» Task brief
Copy every line of the listing that holds the string "oder".

'''

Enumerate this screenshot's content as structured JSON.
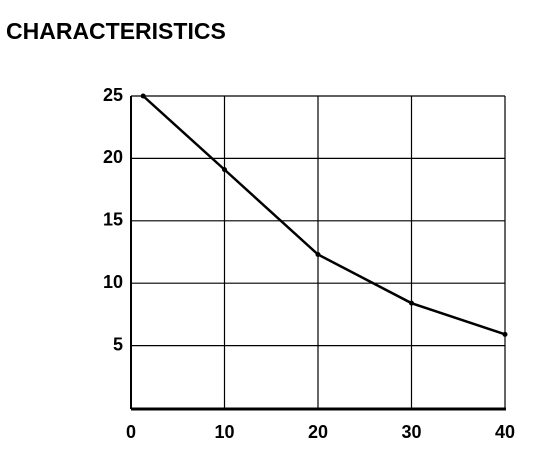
{
  "chart_data": {
    "type": "line",
    "title": "CHARACTERISTICS",
    "x": [
      1.3,
      10,
      20,
      30,
      40
    ],
    "series": [
      {
        "color": "#000000",
        "values": [
          25,
          19.1,
          12.3,
          8.4,
          5.9
        ]
      }
    ],
    "xlim": [
      0,
      40
    ],
    "xticks": [
      0,
      10,
      20,
      30,
      40
    ],
    "ylim": [
      0,
      25
    ],
    "yticks": [
      5,
      10,
      15,
      20,
      25
    ],
    "grid": true
  }
}
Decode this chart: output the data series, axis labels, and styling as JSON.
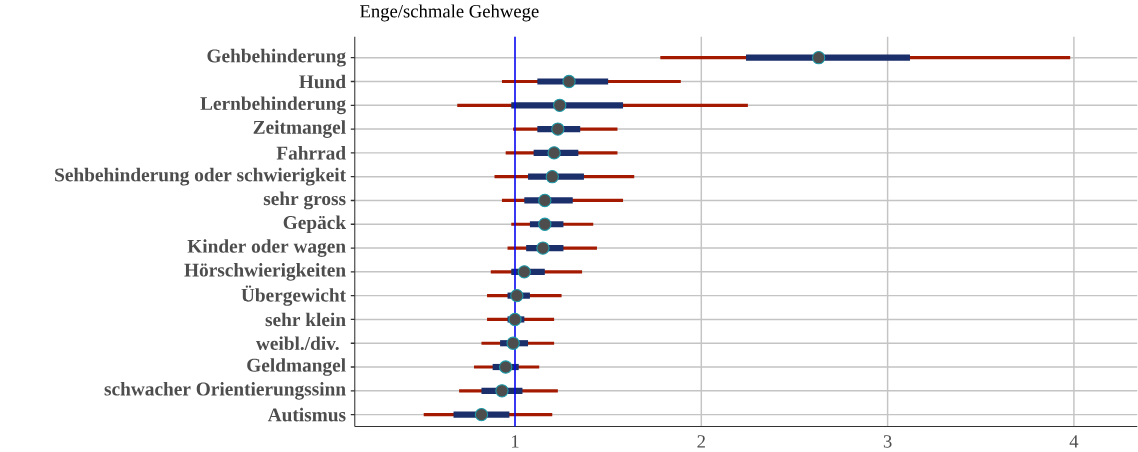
{
  "chart_data": {
    "type": "box",
    "orientation": "horizontal",
    "title": "Enge/schmale Gehwege",
    "categories": [
      "Gehbehinderung",
      "Hund",
      "Lernbehinderung",
      "Zeitmangel",
      "Fahrrad",
      "Sehbehinderung oder schwierigkeit",
      "sehr gross",
      "Gepäck",
      "Kinder oder wagen",
      "Hörschwierigkeiten",
      "Übergewicht",
      "sehr klein",
      "weibl./div. ",
      "Geldmangel",
      "schwacher Orientierungssinn",
      "Autismus"
    ],
    "series": [
      {
        "color": "#1b2f6b",
        "boxes": [
          {
            "low": 1.78,
            "q1": 2.24,
            "median": 2.63,
            "q3": 3.12,
            "high": 3.98
          },
          {
            "low": 0.93,
            "q1": 1.12,
            "median": 1.29,
            "q3": 1.5,
            "high": 1.89
          },
          {
            "low": 0.69,
            "q1": 0.98,
            "median": 1.24,
            "q3": 1.58,
            "high": 2.25
          },
          {
            "low": 0.99,
            "q1": 1.12,
            "median": 1.23,
            "q3": 1.35,
            "high": 1.55
          },
          {
            "low": 0.95,
            "q1": 1.1,
            "median": 1.21,
            "q3": 1.34,
            "high": 1.55
          },
          {
            "low": 0.89,
            "q1": 1.07,
            "median": 1.2,
            "q3": 1.37,
            "high": 1.64
          },
          {
            "low": 0.93,
            "q1": 1.05,
            "median": 1.16,
            "q3": 1.31,
            "high": 1.58
          },
          {
            "low": 0.98,
            "q1": 1.08,
            "median": 1.16,
            "q3": 1.26,
            "high": 1.42
          },
          {
            "low": 0.96,
            "q1": 1.06,
            "median": 1.15,
            "q3": 1.26,
            "high": 1.44
          },
          {
            "low": 0.87,
            "q1": 0.98,
            "median": 1.05,
            "q3": 1.16,
            "high": 1.36
          },
          {
            "low": 0.85,
            "q1": 0.96,
            "median": 1.01,
            "q3": 1.08,
            "high": 1.25
          },
          {
            "low": 0.85,
            "q1": 0.96,
            "median": 1.0,
            "q3": 1.05,
            "high": 1.21
          },
          {
            "low": 0.82,
            "q1": 0.92,
            "median": 0.99,
            "q3": 1.07,
            "high": 1.21
          },
          {
            "low": 0.78,
            "q1": 0.88,
            "median": 0.95,
            "q3": 1.02,
            "high": 1.13
          },
          {
            "low": 0.7,
            "q1": 0.82,
            "median": 0.93,
            "q3": 1.04,
            "high": 1.23
          },
          {
            "low": 0.51,
            "q1": 0.67,
            "median": 0.82,
            "q3": 0.97,
            "high": 1.2
          }
        ]
      }
    ],
    "xlim": [
      0.14,
      4.34
    ],
    "xticks": [
      1,
      2,
      3,
      4
    ],
    "ref_lines": [
      {
        "axis": "x",
        "value": 1,
        "color": "#0000ff"
      }
    ],
    "grid": true
  }
}
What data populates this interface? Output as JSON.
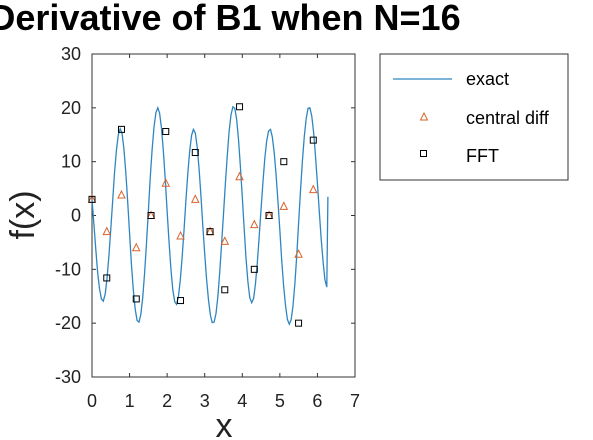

'''

» Answer to this task
      "Sehbehinderung oder schwierigkeit",
      "Kinder oder wagen",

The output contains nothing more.